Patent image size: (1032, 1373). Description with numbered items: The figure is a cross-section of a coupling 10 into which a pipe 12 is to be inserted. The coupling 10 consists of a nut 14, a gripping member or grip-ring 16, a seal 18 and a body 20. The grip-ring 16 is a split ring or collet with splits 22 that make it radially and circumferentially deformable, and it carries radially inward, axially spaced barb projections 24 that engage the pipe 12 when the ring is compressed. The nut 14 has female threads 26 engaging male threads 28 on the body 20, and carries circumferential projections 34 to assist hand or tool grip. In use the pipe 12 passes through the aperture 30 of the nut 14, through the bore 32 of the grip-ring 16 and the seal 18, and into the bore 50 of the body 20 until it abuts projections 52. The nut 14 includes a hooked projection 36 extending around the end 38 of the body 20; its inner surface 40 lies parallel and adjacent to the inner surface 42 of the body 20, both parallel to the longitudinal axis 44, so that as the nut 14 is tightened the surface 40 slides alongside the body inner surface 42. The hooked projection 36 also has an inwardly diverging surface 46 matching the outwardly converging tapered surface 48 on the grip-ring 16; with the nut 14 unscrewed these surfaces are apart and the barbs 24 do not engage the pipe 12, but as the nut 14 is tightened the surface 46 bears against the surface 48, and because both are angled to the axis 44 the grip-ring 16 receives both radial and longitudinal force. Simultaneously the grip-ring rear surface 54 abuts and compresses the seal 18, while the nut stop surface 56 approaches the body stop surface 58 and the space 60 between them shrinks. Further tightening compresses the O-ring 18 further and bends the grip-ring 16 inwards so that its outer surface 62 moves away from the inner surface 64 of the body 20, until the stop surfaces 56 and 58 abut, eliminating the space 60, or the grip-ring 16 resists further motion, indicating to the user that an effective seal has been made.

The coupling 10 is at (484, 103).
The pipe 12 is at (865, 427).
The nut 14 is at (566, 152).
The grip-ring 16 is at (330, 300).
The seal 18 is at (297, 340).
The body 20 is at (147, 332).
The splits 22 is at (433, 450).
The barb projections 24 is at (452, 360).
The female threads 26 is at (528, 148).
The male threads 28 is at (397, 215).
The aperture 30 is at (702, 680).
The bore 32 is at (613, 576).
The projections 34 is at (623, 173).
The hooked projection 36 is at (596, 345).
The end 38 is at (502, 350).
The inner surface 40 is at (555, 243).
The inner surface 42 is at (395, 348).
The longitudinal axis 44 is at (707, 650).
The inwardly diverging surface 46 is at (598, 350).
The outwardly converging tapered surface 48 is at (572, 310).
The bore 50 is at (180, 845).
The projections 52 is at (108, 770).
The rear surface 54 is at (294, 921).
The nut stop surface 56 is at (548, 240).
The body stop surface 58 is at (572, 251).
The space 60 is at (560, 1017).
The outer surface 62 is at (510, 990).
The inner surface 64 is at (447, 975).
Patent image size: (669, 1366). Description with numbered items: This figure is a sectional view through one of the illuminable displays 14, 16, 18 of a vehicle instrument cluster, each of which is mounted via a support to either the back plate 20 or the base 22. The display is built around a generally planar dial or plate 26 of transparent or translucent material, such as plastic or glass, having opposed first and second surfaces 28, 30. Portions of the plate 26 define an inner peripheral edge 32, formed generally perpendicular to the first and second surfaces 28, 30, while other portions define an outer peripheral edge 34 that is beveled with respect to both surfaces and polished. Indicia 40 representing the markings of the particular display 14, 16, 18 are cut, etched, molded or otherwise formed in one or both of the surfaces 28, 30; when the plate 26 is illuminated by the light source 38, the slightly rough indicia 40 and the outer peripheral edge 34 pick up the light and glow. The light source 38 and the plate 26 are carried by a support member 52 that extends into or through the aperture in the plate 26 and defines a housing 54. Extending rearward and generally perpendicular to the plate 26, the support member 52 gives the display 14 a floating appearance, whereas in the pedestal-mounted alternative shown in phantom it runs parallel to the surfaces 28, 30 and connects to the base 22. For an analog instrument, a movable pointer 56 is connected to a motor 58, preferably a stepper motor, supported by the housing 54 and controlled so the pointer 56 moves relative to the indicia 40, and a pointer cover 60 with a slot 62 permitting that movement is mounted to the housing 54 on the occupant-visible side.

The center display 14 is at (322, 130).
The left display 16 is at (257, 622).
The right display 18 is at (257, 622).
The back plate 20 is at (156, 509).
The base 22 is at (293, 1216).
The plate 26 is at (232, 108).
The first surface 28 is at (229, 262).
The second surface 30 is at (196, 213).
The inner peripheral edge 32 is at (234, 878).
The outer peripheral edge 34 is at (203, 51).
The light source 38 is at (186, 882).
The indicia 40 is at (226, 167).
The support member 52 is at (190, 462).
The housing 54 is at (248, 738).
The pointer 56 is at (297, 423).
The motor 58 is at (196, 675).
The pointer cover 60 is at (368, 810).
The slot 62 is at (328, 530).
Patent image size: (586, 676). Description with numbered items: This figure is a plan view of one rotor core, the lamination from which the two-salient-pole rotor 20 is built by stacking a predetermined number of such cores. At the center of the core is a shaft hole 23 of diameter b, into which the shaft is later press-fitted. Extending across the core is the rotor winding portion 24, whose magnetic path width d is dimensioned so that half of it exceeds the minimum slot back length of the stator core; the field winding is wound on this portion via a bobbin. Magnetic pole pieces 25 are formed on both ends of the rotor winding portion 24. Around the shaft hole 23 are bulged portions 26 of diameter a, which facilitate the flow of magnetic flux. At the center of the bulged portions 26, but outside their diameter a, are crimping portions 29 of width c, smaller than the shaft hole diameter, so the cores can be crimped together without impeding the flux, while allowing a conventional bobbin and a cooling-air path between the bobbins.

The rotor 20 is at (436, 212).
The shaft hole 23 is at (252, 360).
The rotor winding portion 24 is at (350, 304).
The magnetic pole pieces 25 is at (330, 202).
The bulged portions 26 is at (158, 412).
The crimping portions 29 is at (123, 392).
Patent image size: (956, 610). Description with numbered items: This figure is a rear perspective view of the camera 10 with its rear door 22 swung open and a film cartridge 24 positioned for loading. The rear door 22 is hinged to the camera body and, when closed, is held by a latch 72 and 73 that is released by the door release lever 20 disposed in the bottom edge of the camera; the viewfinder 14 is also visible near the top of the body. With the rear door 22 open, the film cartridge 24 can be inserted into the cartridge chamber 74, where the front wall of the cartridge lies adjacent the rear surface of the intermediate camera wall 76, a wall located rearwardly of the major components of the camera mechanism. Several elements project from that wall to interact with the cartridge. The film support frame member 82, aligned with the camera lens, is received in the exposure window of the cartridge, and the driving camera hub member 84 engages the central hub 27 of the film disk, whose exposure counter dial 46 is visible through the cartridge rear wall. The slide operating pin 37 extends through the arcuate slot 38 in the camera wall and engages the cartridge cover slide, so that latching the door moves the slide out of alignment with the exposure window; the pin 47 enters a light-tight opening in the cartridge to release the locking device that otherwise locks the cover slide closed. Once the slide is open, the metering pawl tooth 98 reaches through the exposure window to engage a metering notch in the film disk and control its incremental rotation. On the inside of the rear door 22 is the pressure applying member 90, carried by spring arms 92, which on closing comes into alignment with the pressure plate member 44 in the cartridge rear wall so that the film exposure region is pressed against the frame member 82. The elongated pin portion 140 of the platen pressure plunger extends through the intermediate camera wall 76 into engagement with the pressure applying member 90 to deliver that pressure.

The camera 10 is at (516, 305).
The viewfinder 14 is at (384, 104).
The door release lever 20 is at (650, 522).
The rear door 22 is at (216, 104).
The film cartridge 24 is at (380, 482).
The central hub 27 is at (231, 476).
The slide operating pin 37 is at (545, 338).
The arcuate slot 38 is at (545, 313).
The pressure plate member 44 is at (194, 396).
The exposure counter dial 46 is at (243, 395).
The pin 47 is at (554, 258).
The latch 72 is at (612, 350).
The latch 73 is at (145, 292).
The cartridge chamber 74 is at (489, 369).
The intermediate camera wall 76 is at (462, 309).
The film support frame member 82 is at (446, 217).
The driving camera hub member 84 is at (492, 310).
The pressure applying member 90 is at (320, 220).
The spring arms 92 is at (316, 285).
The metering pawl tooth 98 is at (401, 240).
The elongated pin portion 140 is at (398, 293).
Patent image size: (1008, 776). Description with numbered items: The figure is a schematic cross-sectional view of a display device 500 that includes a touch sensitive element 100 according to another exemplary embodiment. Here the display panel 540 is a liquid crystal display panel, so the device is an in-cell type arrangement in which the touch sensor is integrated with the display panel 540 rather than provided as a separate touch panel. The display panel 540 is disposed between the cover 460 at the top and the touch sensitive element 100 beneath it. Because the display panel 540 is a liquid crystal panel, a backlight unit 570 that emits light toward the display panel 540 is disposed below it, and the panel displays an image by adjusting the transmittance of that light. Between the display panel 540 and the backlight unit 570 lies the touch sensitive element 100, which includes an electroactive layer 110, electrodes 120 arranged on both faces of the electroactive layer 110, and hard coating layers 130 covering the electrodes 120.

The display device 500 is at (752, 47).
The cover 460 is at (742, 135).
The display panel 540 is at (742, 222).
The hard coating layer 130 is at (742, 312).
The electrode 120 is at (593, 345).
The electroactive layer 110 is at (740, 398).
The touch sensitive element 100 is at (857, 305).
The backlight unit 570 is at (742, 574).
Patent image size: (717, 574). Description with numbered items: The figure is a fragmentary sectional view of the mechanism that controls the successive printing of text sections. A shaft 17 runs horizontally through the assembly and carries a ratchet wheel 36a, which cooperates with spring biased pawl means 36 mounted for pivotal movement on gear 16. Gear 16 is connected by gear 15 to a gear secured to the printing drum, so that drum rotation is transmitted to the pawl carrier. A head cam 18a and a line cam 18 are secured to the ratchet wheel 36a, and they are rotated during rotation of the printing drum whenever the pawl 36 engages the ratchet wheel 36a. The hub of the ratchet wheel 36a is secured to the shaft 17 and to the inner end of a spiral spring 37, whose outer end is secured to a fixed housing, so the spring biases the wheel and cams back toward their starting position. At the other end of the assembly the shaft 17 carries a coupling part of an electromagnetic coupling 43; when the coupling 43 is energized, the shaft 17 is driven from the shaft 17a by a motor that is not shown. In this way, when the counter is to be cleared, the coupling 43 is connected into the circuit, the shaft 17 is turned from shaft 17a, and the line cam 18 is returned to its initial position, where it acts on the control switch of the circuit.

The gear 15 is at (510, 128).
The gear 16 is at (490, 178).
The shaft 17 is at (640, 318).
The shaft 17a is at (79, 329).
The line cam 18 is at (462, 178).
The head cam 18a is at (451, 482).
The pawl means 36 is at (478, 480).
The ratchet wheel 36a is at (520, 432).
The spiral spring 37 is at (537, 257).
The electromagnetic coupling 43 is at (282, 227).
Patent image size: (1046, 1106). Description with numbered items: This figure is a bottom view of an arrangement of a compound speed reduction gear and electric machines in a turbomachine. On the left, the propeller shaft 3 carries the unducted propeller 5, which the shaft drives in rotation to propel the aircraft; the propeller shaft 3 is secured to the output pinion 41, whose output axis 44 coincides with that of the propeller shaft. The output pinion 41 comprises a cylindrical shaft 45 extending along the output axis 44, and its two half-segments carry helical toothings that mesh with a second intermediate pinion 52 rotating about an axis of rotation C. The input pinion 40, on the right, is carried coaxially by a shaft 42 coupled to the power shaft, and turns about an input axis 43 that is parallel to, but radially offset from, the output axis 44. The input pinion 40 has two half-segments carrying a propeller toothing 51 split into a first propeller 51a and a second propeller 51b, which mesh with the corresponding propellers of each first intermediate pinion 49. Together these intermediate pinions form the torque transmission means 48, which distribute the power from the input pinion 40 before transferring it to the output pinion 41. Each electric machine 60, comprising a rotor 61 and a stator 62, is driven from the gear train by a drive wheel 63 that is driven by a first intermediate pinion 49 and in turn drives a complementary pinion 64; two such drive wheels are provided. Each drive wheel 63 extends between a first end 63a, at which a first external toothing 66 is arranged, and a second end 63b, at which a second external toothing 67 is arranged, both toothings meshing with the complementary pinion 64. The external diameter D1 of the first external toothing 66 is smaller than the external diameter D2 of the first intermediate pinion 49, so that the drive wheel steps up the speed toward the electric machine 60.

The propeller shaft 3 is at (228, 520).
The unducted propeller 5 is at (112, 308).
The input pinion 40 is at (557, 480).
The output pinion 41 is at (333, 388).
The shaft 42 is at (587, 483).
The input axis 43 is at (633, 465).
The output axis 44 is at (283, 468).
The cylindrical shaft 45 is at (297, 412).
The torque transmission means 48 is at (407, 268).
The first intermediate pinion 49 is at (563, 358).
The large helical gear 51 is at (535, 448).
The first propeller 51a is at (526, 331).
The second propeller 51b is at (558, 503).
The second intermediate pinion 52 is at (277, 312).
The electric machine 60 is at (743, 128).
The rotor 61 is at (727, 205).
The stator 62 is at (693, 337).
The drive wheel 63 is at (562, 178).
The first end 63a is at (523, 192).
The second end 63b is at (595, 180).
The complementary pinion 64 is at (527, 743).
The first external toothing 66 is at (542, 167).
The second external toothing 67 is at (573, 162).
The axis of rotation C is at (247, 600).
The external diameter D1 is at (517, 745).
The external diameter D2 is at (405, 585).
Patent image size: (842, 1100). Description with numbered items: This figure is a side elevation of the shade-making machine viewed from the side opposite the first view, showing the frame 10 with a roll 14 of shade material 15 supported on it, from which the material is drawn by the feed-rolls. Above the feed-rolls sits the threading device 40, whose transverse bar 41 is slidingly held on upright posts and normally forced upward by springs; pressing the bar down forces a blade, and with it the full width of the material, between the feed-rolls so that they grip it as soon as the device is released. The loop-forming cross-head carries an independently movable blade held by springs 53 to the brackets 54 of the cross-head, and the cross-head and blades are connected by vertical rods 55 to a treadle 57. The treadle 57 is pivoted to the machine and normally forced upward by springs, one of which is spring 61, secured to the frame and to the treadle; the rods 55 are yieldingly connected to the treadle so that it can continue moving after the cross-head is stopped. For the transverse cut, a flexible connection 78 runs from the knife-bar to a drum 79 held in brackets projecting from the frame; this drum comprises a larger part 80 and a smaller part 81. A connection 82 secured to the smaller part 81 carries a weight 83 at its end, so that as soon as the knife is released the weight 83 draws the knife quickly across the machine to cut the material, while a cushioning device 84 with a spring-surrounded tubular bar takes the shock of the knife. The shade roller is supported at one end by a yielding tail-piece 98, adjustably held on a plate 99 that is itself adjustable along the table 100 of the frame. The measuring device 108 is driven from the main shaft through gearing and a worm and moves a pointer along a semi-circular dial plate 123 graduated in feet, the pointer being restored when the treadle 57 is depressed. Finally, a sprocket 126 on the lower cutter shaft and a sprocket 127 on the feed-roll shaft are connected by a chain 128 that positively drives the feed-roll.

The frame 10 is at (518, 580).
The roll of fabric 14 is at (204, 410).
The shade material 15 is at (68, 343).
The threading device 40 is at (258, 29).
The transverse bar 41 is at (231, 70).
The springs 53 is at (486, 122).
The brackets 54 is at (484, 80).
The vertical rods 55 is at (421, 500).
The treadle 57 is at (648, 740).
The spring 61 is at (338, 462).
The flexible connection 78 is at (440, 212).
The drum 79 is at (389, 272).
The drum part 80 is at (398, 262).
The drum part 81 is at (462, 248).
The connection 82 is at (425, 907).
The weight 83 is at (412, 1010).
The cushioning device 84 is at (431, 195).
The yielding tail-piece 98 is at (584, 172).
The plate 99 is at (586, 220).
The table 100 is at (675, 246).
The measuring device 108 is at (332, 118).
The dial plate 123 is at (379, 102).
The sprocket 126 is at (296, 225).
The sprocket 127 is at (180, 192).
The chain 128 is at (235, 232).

+ + +

* Work to be completed: Please reproduce only the data from the line with "Patent image size: (1008, 776)." to the line with "The backlight unit 570 is at (742, 574).", substituting "example embodiment" for "exemplary embodiment" and keeping everything else the same.

* Exercise answer:
Patent image size: (1008, 776). Description with numbered items: The figure is a schematic cross-sectional view of a display device 500 that includes a touch sensitive element 100 according to another example embodiment. Here the display panel 540 is a liquid crystal display panel, so the device is an in-cell type arrangement in which the touch sensor is integrated with the display panel 540 rather than provided as a separate touch panel. The display panel 540 is disposed between the cover 460 at the top and the touch sensitive element 100 beneath it. Because the display panel 540 is a liquid crystal panel, a backlight unit 570 that emits light toward the display panel 540 is disposed below it, and the panel displays an image by adjusting the transmittance of that light. Between the display panel 540 and the backlight unit 570 lies the touch sensitive element 100, which includes an electroactive layer 110, electrodes 120 arranged on both faces of the electroactive layer 110, and hard coating layers 130 covering the electrodes 120.

The display device 500 is at (752, 47).
The cover 460 is at (742, 135).
The display panel 540 is at (742, 222).
The hard coating layer 130 is at (742, 312).
The electrode 120 is at (593, 345).
The electroactive layer 110 is at (740, 398).
The touch sensitive element 100 is at (857, 305).
The backlight unit 570 is at (742, 574).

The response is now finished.